# Short task:
Give the number of lines in the listing below that include the word "intersection", with nothing more.

# Material to process:
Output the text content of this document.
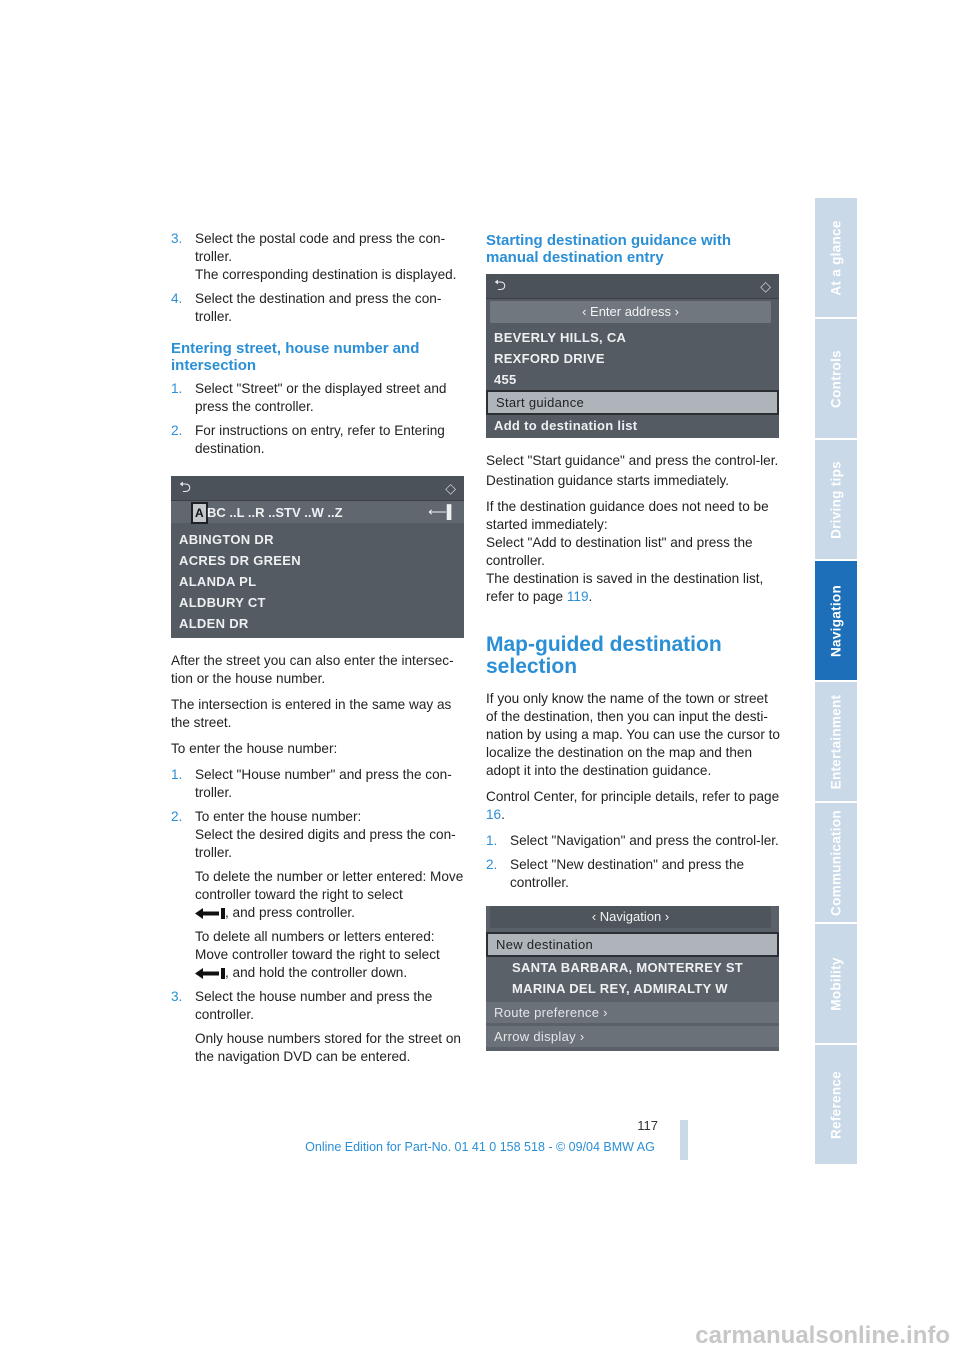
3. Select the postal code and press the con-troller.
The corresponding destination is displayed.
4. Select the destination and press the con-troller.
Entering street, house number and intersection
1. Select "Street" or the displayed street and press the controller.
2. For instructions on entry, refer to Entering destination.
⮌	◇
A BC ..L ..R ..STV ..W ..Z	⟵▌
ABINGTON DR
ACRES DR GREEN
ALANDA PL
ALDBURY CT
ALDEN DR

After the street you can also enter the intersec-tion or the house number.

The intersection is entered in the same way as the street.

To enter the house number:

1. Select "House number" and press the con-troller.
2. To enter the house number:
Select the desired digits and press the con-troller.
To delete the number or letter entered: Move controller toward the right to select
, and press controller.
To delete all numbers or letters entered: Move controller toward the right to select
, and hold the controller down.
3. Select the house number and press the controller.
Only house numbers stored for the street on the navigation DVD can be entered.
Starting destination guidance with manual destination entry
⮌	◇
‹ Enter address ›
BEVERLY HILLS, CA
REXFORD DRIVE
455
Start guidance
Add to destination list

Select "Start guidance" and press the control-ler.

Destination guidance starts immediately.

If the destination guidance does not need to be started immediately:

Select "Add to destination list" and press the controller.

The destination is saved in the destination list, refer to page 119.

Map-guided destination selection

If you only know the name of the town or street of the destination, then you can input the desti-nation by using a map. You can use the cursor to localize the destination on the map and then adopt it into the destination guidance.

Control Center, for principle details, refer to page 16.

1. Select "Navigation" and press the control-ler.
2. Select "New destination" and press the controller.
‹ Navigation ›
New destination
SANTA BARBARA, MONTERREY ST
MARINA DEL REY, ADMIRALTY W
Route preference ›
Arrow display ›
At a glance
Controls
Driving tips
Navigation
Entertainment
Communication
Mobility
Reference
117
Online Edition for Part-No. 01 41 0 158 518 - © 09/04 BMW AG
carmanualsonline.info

# Task response:
2